● **A run of records**
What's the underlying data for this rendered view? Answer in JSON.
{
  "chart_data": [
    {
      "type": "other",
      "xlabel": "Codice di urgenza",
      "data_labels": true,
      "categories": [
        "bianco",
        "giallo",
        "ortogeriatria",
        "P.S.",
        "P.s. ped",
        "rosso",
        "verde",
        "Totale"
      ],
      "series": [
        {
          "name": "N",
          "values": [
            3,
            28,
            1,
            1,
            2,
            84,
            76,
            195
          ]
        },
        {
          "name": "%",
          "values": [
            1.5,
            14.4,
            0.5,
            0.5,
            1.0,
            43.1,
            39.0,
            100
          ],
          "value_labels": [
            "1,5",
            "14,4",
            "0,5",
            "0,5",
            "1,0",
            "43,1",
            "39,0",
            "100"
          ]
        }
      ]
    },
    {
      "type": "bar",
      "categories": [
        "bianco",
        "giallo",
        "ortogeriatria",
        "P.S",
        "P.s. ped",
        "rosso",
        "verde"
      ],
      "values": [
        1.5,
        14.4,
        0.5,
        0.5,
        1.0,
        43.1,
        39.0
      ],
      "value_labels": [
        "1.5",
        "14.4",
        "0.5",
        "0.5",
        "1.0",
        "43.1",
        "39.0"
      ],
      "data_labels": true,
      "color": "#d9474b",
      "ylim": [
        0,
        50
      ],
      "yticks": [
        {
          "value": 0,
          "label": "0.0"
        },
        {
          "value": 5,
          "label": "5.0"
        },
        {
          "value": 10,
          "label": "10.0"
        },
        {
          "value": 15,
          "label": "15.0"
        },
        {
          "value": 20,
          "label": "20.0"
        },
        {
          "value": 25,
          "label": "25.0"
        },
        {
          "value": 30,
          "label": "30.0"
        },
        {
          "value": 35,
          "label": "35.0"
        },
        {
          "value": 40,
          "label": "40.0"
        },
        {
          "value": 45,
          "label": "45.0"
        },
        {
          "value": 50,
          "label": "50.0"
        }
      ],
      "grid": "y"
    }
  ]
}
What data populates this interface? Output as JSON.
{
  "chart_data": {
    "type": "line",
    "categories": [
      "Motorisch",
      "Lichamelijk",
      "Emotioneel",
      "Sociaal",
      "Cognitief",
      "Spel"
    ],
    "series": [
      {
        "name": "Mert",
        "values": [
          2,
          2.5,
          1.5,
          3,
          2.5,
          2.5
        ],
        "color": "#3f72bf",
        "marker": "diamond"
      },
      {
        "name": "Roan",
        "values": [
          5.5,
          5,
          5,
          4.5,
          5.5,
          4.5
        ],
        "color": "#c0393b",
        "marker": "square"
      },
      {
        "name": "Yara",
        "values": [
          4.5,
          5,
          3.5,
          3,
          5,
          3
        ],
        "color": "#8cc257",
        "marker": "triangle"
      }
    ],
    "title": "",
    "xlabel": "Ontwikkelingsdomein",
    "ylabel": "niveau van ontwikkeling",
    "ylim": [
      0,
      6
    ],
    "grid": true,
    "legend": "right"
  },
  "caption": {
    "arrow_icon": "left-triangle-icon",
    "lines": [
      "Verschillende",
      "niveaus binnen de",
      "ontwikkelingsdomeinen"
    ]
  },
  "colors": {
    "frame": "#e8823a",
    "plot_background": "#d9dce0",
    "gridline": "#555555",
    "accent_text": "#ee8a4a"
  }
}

● **TASK REQUIREMENTS**
In the material above, how many lines hold the word "JSON"? Say only the number.

● **ANSWER FOR THE TASK**
2